Given request
Present the rows from the first one through the one containing "94, 169, 116]", both included, as a numbered list, and skip any blank lines.

Source records

---*---

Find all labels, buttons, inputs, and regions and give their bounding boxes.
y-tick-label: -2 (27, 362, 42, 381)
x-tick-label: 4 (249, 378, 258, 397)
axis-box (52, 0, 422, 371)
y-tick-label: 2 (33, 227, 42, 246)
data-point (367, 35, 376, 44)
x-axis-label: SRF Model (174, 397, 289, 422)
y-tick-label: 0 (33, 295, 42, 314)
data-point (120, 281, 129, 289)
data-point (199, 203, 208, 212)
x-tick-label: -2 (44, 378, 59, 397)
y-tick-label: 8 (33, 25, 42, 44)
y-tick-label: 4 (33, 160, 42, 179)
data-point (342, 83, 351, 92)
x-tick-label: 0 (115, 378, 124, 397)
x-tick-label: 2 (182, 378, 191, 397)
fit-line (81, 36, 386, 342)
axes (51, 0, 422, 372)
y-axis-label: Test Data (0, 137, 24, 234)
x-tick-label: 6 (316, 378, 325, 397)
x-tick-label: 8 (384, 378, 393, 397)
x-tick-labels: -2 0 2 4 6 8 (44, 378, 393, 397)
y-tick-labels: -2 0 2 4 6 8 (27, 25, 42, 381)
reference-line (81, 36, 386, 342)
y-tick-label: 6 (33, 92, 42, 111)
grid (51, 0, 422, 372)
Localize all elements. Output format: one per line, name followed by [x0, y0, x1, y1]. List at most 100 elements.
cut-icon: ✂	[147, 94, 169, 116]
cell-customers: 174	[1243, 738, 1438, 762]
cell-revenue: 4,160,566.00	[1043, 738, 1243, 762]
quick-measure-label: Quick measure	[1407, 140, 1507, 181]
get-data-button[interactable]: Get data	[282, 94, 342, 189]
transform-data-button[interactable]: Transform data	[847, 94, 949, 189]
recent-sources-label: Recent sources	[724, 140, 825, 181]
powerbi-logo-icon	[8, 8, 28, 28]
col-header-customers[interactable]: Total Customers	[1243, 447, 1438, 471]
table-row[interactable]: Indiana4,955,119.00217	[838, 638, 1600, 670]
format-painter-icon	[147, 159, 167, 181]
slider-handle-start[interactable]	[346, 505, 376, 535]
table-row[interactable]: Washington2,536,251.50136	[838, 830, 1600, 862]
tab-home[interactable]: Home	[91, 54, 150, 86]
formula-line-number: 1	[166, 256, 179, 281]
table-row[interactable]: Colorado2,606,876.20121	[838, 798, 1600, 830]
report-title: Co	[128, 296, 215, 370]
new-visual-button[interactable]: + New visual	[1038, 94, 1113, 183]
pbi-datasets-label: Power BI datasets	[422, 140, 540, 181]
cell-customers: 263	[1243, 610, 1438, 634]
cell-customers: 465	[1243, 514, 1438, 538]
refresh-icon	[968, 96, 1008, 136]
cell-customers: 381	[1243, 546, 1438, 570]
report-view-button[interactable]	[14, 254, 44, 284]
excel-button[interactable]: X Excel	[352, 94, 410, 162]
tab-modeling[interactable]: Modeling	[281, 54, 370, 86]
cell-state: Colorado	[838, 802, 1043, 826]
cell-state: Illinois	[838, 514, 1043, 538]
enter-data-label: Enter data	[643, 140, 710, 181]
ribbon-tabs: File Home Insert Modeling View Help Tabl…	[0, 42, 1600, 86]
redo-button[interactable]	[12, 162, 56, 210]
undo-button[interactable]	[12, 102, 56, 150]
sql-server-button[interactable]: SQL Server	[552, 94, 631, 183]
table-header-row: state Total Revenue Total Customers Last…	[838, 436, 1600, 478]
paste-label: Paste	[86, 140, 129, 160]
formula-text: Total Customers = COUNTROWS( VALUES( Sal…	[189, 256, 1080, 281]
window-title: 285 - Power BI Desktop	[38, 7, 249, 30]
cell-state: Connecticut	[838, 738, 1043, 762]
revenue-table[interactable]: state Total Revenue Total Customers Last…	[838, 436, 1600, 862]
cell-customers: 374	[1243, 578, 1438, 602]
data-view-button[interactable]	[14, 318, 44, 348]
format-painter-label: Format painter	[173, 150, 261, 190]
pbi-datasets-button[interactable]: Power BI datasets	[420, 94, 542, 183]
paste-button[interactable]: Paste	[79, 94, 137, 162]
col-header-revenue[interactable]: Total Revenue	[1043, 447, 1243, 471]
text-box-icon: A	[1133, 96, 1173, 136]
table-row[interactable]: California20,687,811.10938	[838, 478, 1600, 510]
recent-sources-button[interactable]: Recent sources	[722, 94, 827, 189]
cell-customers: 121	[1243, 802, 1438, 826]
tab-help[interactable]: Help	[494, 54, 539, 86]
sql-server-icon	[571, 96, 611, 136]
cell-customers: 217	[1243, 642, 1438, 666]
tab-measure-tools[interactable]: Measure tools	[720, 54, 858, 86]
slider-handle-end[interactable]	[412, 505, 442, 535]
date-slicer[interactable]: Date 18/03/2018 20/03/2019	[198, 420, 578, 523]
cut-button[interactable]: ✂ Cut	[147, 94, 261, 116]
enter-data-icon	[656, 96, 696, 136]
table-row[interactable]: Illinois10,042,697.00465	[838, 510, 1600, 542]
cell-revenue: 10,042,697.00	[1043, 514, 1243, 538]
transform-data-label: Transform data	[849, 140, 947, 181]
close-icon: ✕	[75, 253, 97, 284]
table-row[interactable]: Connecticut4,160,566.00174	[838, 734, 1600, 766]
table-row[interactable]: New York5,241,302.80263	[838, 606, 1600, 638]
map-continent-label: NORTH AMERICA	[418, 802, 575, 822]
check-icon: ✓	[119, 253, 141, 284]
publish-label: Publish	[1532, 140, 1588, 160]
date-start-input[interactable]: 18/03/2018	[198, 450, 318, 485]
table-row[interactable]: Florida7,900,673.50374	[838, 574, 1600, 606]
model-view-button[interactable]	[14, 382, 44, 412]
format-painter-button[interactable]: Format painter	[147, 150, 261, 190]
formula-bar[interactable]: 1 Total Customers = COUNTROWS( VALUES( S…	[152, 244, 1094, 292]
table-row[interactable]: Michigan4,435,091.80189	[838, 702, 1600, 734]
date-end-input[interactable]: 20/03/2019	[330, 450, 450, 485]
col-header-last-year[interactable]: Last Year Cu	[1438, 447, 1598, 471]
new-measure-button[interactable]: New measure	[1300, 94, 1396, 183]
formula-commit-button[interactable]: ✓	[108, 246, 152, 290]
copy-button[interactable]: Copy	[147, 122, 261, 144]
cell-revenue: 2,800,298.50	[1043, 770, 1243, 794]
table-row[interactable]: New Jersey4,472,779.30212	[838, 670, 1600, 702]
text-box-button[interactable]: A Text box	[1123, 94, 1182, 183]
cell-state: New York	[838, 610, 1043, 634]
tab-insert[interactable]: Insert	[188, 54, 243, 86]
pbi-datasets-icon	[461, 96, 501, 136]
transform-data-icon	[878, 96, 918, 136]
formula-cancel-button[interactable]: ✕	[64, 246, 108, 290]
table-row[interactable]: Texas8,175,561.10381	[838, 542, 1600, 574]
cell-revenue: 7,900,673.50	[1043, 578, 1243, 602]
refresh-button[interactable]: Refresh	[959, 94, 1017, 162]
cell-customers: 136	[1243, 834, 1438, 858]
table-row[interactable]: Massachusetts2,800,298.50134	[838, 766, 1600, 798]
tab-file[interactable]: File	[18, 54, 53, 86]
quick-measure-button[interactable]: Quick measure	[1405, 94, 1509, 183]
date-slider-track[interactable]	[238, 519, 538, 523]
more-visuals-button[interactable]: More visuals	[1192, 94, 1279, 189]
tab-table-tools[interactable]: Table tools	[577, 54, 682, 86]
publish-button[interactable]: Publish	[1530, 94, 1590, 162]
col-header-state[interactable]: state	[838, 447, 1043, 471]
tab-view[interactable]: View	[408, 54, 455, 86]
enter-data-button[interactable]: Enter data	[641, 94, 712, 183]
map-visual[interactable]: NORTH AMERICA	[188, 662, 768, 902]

---*---

Answer to the problem
1. Find all labels, buttons, inputs, and regions and give their bounding boxes.
2. y-tick-label: -2 (27, 362, 42, 381)
3. x-tick-label: 4 (249, 378, 258, 397)
4. axis-box (52, 0, 422, 371)
5. y-tick-label: 2 (33, 227, 42, 246)
6. data-point (367, 35, 376, 44)
7. x-axis-label: SRF Model (174, 397, 289, 422)
8. y-tick-label: 0 (33, 295, 42, 314)
9. data-point (120, 281, 129, 289)
10. data-point (199, 203, 208, 212)
11. x-tick-label: -2 (44, 378, 59, 397)
12. y-tick-label: 8 (33, 25, 42, 44)
13. y-tick-label: 4 (33, 160, 42, 179)
14. data-point (342, 83, 351, 92)
15. x-tick-label: 0 (115, 378, 124, 397)
16. x-tick-label: 2 (182, 378, 191, 397)
17. fit-line (81, 36, 386, 342)
18. axes (51, 0, 422, 372)
19. y-axis-label: Test Data (0, 137, 24, 234)
20. x-tick-label: 6 (316, 378, 325, 397)
21. x-tick-label: 8 (384, 378, 393, 397)
22. x-tick-labels: -2 0 2 4 6 8 (44, 378, 393, 397)
23. y-tick-labels: -2 0 2 4 6 8 (27, 25, 42, 381)
24. reference-line (81, 36, 386, 342)
25. y-tick-label: 6 (33, 92, 42, 111)
26. grid (51, 0, 422, 372)
27. Localize all elements. Output format: one per line, name followed by [x0, y0, x1, y1]. List at most 100 elements.
28. cut-icon: ✂	[147, 94, 169, 116]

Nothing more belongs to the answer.